= Listed buildings in Shirland and Higham =

Shirland and Higham is a civil parish in the North East Derbyshire district of Derbyshire, England. The parish contains 42 listed buildings that are recorded in the National Heritage List for England. Of these, one is listed at Grade II*, the middle of the three grades, and the others are at Grade II, the lowest grade. The parish contains the villages of Shirland, Higham and Stonebroom and the surrounding area. Most of the listed buildings are houses, cottages, farmhouses and farm buildings. The other listed buildings include two churches, a former Friends' meeting house and school, a former watermill, a village cross, bridges and mileposts.

— MATERIAL PROVIDED —
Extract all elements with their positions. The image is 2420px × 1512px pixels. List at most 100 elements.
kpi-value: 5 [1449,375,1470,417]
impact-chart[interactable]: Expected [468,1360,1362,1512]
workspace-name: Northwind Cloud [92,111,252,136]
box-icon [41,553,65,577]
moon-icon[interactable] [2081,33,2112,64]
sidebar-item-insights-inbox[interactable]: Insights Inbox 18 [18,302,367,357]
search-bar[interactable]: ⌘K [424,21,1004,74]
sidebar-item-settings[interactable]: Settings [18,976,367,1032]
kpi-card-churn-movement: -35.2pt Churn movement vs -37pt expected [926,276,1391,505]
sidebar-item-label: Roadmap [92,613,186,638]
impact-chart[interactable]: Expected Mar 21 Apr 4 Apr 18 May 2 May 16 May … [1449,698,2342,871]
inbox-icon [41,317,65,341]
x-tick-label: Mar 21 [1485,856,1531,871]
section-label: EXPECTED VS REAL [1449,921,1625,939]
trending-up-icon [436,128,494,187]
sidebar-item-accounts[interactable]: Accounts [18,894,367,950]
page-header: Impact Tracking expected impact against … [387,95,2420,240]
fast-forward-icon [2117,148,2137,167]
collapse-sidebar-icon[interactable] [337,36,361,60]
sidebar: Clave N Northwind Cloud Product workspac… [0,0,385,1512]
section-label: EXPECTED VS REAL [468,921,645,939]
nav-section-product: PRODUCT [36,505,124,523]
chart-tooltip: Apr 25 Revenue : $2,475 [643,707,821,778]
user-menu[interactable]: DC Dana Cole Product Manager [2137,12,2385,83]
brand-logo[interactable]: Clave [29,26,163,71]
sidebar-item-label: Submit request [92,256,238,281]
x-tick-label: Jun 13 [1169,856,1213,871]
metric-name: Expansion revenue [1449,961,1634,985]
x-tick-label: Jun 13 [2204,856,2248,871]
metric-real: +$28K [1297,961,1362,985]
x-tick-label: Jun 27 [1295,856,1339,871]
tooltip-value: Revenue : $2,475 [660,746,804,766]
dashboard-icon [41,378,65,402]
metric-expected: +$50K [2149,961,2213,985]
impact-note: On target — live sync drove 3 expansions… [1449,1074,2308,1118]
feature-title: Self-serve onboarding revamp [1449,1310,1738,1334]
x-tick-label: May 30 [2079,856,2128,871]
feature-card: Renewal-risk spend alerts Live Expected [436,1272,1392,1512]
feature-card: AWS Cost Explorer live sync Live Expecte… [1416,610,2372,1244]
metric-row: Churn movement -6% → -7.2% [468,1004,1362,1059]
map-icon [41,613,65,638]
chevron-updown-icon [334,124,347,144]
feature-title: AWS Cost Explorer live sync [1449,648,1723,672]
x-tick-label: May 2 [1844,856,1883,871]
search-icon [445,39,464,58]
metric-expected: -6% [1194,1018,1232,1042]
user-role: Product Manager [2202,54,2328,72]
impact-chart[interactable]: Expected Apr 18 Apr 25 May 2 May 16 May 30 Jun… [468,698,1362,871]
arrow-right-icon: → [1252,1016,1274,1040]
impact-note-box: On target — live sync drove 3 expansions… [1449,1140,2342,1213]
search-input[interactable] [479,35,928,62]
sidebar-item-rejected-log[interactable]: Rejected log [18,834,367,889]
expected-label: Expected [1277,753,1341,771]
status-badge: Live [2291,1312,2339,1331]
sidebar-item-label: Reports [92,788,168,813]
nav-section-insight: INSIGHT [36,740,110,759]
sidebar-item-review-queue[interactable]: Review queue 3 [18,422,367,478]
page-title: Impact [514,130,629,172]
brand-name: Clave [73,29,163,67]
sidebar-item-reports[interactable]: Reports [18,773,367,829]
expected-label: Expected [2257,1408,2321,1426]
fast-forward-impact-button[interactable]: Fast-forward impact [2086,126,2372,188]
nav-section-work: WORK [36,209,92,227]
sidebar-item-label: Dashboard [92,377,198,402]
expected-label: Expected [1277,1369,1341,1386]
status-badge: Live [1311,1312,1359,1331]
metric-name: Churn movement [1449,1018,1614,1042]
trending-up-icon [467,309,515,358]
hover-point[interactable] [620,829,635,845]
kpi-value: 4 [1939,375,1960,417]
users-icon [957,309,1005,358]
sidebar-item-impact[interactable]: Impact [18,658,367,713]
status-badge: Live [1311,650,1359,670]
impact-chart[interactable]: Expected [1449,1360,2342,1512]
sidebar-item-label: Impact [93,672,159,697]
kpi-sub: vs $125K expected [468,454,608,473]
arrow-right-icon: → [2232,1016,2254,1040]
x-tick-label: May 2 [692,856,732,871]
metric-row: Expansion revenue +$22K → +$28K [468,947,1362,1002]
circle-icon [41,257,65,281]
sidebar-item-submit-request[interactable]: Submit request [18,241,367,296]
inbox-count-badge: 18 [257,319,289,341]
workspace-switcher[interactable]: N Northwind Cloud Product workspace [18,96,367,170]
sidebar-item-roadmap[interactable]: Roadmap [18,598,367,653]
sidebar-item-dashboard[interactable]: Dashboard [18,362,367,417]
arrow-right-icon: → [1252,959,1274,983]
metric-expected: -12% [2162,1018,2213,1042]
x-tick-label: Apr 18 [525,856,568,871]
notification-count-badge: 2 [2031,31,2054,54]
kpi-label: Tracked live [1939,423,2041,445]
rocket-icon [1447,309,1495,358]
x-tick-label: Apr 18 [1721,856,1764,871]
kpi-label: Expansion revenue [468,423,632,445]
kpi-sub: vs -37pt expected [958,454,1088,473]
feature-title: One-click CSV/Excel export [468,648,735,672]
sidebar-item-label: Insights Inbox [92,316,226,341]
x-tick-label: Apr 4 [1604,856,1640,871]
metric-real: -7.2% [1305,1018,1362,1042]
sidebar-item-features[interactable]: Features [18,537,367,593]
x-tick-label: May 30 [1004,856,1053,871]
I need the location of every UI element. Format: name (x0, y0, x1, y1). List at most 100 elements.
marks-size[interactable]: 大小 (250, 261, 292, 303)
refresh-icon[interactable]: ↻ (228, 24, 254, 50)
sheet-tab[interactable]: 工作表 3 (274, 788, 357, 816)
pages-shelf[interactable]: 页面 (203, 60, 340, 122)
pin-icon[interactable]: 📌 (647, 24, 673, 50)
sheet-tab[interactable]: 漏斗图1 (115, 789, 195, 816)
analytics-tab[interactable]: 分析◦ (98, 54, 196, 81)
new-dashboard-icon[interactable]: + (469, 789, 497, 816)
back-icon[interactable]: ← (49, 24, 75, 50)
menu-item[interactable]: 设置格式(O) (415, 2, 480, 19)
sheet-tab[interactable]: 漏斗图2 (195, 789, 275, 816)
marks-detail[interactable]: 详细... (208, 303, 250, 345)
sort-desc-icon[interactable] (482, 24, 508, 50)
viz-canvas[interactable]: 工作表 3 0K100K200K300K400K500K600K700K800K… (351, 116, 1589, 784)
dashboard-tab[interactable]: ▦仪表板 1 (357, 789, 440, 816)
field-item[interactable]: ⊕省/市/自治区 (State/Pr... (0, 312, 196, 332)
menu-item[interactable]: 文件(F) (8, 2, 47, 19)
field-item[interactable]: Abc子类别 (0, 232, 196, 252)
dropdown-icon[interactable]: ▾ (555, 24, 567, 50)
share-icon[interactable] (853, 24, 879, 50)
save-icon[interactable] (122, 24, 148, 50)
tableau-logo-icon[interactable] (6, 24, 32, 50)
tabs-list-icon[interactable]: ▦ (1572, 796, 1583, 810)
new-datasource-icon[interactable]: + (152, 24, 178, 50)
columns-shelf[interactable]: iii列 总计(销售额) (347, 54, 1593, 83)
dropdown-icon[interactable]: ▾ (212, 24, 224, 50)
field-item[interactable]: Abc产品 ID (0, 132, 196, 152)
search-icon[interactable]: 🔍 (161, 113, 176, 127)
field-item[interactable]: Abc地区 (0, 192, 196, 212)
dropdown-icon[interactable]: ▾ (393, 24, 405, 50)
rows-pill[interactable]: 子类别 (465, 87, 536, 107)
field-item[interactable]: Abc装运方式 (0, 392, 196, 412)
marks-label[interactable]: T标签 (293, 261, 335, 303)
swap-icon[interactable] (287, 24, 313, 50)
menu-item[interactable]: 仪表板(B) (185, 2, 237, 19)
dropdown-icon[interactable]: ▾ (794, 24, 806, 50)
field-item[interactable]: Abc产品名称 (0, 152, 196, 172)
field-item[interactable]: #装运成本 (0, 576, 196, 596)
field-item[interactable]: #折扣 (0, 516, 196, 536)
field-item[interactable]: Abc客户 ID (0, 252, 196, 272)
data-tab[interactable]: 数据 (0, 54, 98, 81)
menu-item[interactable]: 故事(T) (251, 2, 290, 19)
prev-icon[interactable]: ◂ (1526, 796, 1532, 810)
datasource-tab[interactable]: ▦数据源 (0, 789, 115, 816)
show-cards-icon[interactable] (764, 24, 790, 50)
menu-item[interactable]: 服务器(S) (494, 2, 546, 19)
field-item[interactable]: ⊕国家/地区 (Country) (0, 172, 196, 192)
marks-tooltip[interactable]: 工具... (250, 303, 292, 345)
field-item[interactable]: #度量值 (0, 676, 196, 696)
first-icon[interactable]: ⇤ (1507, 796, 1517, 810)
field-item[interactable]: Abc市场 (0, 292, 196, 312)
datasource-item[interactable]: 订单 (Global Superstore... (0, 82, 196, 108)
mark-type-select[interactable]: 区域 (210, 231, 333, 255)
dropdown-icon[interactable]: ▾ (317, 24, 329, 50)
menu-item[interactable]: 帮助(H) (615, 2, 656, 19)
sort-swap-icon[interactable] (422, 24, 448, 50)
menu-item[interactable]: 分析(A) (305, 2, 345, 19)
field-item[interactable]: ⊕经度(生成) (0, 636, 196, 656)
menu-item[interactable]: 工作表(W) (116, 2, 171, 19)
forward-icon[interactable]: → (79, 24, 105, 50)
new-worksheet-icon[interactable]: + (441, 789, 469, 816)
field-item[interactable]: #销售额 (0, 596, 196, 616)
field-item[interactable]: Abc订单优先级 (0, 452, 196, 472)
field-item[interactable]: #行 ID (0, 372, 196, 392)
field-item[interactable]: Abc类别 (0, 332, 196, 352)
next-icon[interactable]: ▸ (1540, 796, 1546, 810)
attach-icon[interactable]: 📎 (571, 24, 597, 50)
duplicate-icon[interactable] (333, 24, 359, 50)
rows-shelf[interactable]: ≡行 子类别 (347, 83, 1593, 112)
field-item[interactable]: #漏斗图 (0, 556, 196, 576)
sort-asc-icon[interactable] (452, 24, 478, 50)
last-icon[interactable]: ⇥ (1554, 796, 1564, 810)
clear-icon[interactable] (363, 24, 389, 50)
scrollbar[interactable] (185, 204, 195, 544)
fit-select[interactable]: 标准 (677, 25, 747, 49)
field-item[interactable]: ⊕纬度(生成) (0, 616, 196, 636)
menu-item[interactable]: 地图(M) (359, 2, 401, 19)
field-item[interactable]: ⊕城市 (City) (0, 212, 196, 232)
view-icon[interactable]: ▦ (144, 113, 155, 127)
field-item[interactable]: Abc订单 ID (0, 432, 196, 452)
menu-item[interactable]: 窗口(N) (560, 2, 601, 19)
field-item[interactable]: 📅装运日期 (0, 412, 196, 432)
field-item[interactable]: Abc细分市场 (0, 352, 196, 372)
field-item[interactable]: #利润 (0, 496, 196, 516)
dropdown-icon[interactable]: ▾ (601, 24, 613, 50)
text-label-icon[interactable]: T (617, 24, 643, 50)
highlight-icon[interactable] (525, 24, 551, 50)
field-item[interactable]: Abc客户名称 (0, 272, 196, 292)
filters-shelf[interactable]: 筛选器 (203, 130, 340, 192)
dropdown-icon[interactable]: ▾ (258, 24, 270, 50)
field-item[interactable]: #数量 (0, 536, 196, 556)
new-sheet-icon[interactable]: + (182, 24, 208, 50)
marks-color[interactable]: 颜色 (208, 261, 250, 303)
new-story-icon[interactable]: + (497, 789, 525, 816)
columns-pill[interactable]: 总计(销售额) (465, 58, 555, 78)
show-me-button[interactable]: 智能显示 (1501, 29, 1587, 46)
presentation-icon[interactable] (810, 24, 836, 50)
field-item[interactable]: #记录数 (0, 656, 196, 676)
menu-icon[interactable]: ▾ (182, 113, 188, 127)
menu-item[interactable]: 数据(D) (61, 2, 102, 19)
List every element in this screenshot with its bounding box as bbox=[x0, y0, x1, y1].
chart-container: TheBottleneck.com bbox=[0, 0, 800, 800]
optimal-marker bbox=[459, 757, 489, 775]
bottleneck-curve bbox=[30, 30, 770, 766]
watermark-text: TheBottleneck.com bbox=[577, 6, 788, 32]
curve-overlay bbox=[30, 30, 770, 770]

— TASKS TO PERFORM —
a) According to the Shirland and Higham page, how many listed buildings does the parish contain?
b) Please edit the rows from the first one through the row containing "x-tick-label: Jun 13 [2204,856,2248,871]", replacing "impact-chart" with "impact-graph" and keeping everything else the same. Return only those rows.

— RESULTS OF THE TASKS —
a) 42

b)
Extract all elements with their positions. The image is 2420px × 1512px pixels. List at most 100 elements.
kpi-value: 5 [1449,375,1470,417]
impact-graph[interactable]: Expected [468,1360,1362,1512]
workspace-name: Northwind Cloud [92,111,252,136]
box-icon [41,553,65,577]
moon-icon[interactable] [2081,33,2112,64]
sidebar-item-insights-inbox[interactable]: Insights Inbox 18 [18,302,367,357]
search-bar[interactable]: ⌘K [424,21,1004,74]
sidebar-item-settings[interactable]: Settings [18,976,367,1032]
kpi-card-churn-movement: -35.2pt Churn movement vs -37pt expected [926,276,1391,505]
sidebar-item-label: Roadmap [92,613,186,638]
impact-graph[interactable]: Expected Mar 21 Apr 4 Apr 18 May 2 May 16 May … [1449,698,2342,871]
inbox-icon [41,317,65,341]
x-tick-label: Mar 21 [1485,856,1531,871]
section-label: EXPECTED VS REAL [1449,921,1625,939]
trending-up-icon [436,128,494,187]
sidebar-item-accounts[interactable]: Accounts [18,894,367,950]
page-header: Impact Tracking expected impact against … [387,95,2420,240]
fast-forward-icon [2117,148,2137,167]
collapse-sidebar-icon[interactable] [337,36,361,60]
sidebar: Clave N Northwind Cloud Product workspac… [0,0,385,1512]
section-label: EXPECTED VS REAL [468,921,645,939]
nav-section-product: PRODUCT [36,505,124,523]
chart-tooltip: Apr 25 Revenue : $2,475 [643,707,821,778]
user-menu[interactable]: DC Dana Cole Product Manager [2137,12,2385,83]
brand-logo[interactable]: Clave [29,26,163,71]
sidebar-item-label: Submit request [92,256,238,281]
x-tick-label: Jun 13 [1169,856,1213,871]
metric-name: Expansion revenue [1449,961,1634,985]
x-tick-label: Jun 13 [2204,856,2248,871]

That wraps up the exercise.